▶ _Exercise task_:
Restate the records below word for word, and omit the images they hold.

Data records:
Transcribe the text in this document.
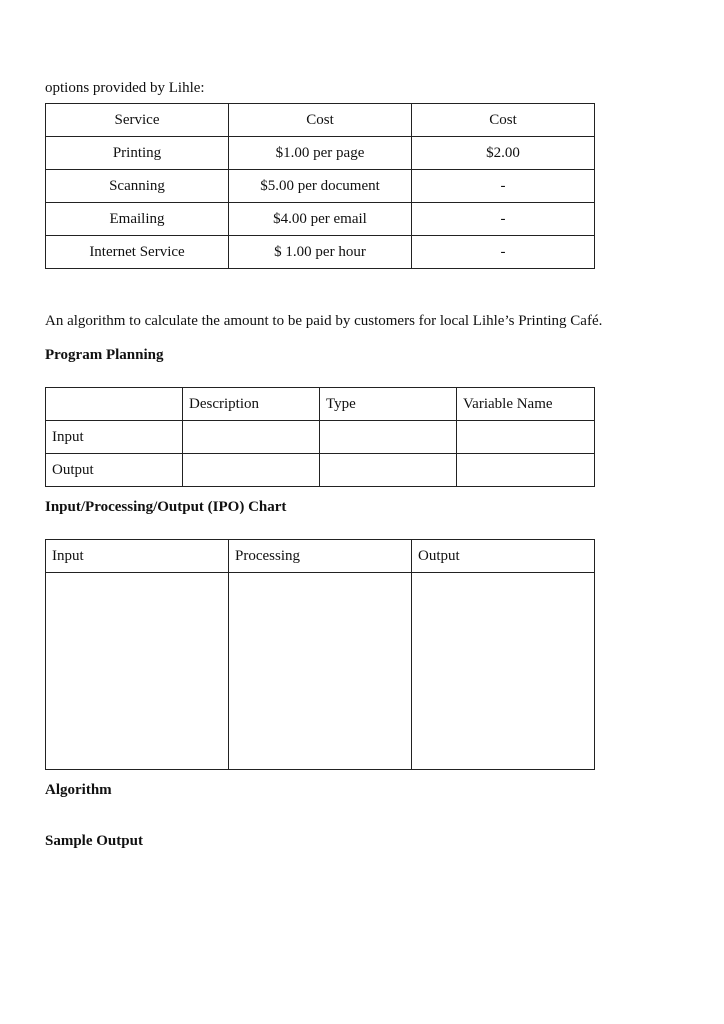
options provided by Lihle:
Service	Cost	Cost
Printing	$1.00 per page	$2.00
Scanning	$5.00 per document	-
Emailing	$4.00 per email	-
Internet Service	$ 1.00 per hour	-
An algorithm to calculate the amount to be paid by customers for local Lihle’s Printing Café.
Program Planning
	Description	Type	Variable Name
Input			
Output			
Input/Processing/Output (IPO) Chart
Input	Processing	Output

Algorithm
Sample Output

▶ _Reply_:
Transcribe the text in this document.
options provided by Lihle:
Service	Cost	Cost
Printing	$1.00 per page	$2.00
Scanning	$5.00 per document	-
Emailing	$4.00 per email	-
Internet Service	$ 1.00 per hour	-
An algorithm to calculate the amount to be paid by customers for local Lihle’s Printing Café.
Program Planning
	Description	Type	Variable Name
Input			
Output			
Input/Processing/Output (IPO) Chart
Input	Processing	Output

Algorithm
Sample Output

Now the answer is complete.